* [WHAT IS EXPECTED] Pictures do not belong in the copy, so please give every entry below again exactly.

══════════

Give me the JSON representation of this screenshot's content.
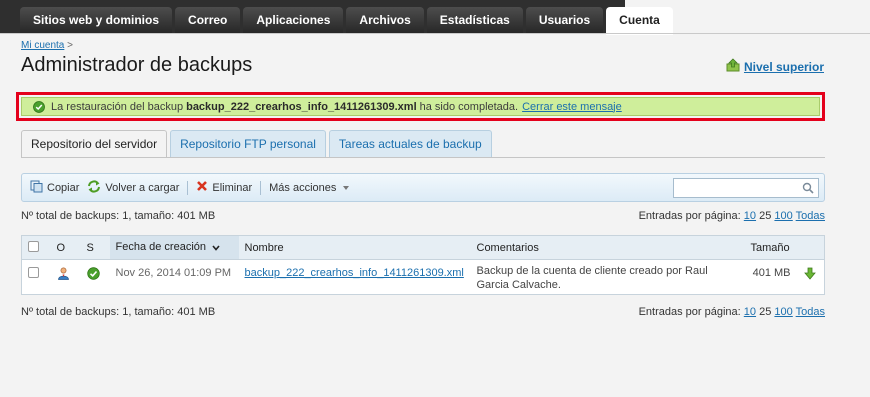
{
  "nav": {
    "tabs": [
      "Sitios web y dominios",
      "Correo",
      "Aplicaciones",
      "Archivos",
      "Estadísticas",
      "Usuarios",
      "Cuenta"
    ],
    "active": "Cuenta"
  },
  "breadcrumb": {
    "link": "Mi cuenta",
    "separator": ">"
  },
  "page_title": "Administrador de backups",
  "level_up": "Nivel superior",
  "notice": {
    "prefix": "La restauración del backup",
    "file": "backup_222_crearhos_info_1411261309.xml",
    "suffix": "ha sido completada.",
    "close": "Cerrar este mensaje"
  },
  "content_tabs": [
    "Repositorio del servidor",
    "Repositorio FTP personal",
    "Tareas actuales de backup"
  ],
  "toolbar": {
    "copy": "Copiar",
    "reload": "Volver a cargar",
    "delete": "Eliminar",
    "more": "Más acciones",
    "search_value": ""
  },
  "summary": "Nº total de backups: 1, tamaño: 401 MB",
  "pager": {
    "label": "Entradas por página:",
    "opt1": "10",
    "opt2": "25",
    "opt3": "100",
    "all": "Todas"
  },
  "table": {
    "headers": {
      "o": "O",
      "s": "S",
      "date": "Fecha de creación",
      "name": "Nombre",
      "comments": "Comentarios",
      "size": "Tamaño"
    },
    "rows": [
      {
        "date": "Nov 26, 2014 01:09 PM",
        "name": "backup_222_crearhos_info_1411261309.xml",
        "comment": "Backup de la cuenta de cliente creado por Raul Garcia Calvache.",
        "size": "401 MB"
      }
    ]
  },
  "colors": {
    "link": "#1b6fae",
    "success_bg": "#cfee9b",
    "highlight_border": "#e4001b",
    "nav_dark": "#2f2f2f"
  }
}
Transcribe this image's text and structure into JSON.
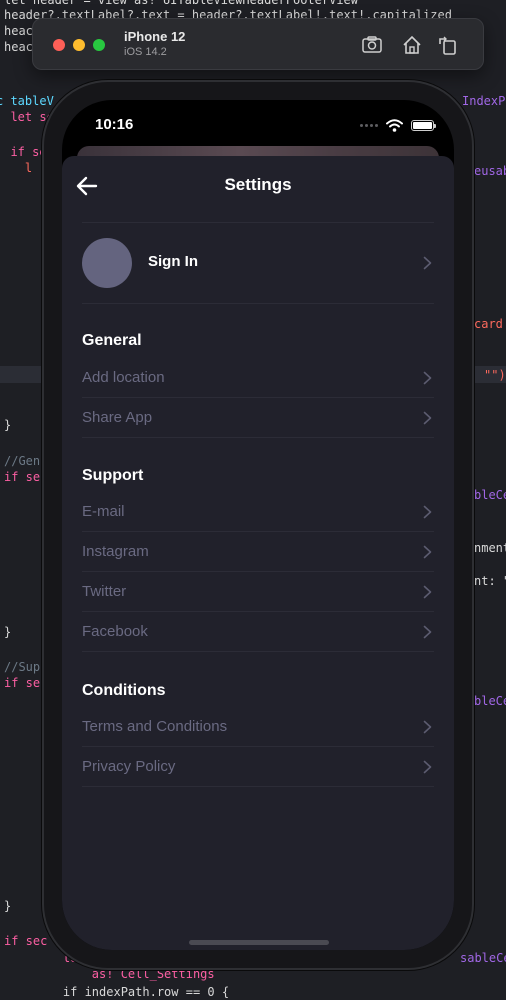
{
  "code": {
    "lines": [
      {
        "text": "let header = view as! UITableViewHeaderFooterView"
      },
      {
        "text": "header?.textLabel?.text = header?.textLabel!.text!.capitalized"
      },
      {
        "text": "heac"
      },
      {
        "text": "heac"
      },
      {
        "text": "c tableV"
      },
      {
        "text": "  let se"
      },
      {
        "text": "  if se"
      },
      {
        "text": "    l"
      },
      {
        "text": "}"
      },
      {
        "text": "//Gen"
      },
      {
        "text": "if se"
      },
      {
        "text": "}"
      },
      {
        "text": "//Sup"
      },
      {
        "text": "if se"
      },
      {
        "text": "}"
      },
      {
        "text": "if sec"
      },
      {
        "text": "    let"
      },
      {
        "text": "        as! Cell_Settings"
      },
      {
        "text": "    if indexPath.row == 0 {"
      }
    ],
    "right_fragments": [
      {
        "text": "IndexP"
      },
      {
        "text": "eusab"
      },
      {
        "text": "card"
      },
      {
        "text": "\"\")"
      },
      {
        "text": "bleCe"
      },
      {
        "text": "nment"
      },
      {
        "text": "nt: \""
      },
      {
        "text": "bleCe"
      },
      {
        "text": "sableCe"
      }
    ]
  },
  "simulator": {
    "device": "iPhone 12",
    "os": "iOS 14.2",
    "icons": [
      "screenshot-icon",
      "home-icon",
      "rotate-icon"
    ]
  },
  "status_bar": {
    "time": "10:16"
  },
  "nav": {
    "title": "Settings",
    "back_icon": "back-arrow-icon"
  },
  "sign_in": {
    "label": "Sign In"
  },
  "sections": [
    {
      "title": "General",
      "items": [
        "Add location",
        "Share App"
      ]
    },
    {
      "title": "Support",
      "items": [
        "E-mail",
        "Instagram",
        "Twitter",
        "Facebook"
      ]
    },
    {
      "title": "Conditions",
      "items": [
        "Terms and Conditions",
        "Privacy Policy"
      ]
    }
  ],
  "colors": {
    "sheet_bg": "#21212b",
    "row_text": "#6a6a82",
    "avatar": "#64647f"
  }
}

══════════

* [RESULT OF THE TASK]
Give me the JSON representation of this screenshot's content.
{
  "nav": {
    "tabs": [
      "Sitios web y dominios",
      "Correo",
      "Aplicaciones",
      "Archivos",
      "Estadísticas",
      "Usuarios",
      "Cuenta"
    ],
    "active": "Cuenta"
  },
  "breadcrumb": {
    "link": "Mi cuenta",
    "separator": ">"
  },
  "page_title": "Administrador de backups",
  "level_up": "Nivel superior",
  "notice": {
    "prefix": "La restauración del backup",
    "file": "backup_222_crearhos_info_1411261309.xml",
    "suffix": "ha sido completada.",
    "close": "Cerrar este mensaje"
  },
  "content_tabs": [
    "Repositorio del servidor",
    "Repositorio FTP personal",
    "Tareas actuales de backup"
  ],
  "toolbar": {
    "copy": "Copiar",
    "reload": "Volver a cargar",
    "delete": "Eliminar",
    "more": "Más acciones",
    "search_value": ""
  },
  "summary": "Nº total de backups: 1, tamaño: 401 MB",
  "pager": {
    "label": "Entradas por página:",
    "opt1": "10",
    "opt2": "25",
    "opt3": "100",
    "all": "Todas"
  },
  "table": {
    "headers": {
      "o": "O",
      "s": "S",
      "date": "Fecha de creación",
      "name": "Nombre",
      "comments": "Comentarios",
      "size": "Tamaño"
    },
    "rows": [
      {
        "date": "Nov 26, 2014 01:09 PM",
        "name": "backup_222_crearhos_info_1411261309.xml",
        "comment": "Backup de la cuenta de cliente creado por Raul Garcia Calvache.",
        "size": "401 MB"
      }
    ]
  },
  "colors": {
    "link": "#1b6fae",
    "success_bg": "#cfee9b",
    "highlight_border": "#e4001b",
    "nav_dark": "#2f2f2f"
  }
}
Transcribe this image's text and structure into JSON.
{
  "code": {
    "lines": [
      {
        "text": "let header = view as! UITableViewHeaderFooterView"
      },
      {
        "text": "header?.textLabel?.text = header?.textLabel!.text!.capitalized"
      },
      {
        "text": "heac"
      },
      {
        "text": "heac"
      },
      {
        "text": "c tableV"
      },
      {
        "text": "  let se"
      },
      {
        "text": "  if se"
      },
      {
        "text": "    l"
      },
      {
        "text": "}"
      },
      {
        "text": "//Gen"
      },
      {
        "text": "if se"
      },
      {
        "text": "}"
      },
      {
        "text": "//Sup"
      },
      {
        "text": "if se"
      },
      {
        "text": "}"
      },
      {
        "text": "if sec"
      },
      {
        "text": "    let"
      },
      {
        "text": "        as! Cell_Settings"
      },
      {
        "text": "    if indexPath.row == 0 {"
      }
    ],
    "right_fragments": [
      {
        "text": "IndexP"
      },
      {
        "text": "eusab"
      },
      {
        "text": "card"
      },
      {
        "text": "\"\")"
      },
      {
        "text": "bleCe"
      },
      {
        "text": "nment"
      },
      {
        "text": "nt: \""
      },
      {
        "text": "bleCe"
      },
      {
        "text": "sableCe"
      }
    ]
  },
  "simulator": {
    "device": "iPhone 12",
    "os": "iOS 14.2",
    "icons": [
      "screenshot-icon",
      "home-icon",
      "rotate-icon"
    ]
  },
  "status_bar": {
    "time": "10:16"
  },
  "nav": {
    "title": "Settings",
    "back_icon": "back-arrow-icon"
  },
  "sign_in": {
    "label": "Sign In"
  },
  "sections": [
    {
      "title": "General",
      "items": [
        "Add location",
        "Share App"
      ]
    },
    {
      "title": "Support",
      "items": [
        "E-mail",
        "Instagram",
        "Twitter",
        "Facebook"
      ]
    },
    {
      "title": "Conditions",
      "items": [
        "Terms and Conditions",
        "Privacy Policy"
      ]
    }
  ],
  "colors": {
    "sheet_bg": "#21212b",
    "row_text": "#6a6a82",
    "avatar": "#64647f"
  }
}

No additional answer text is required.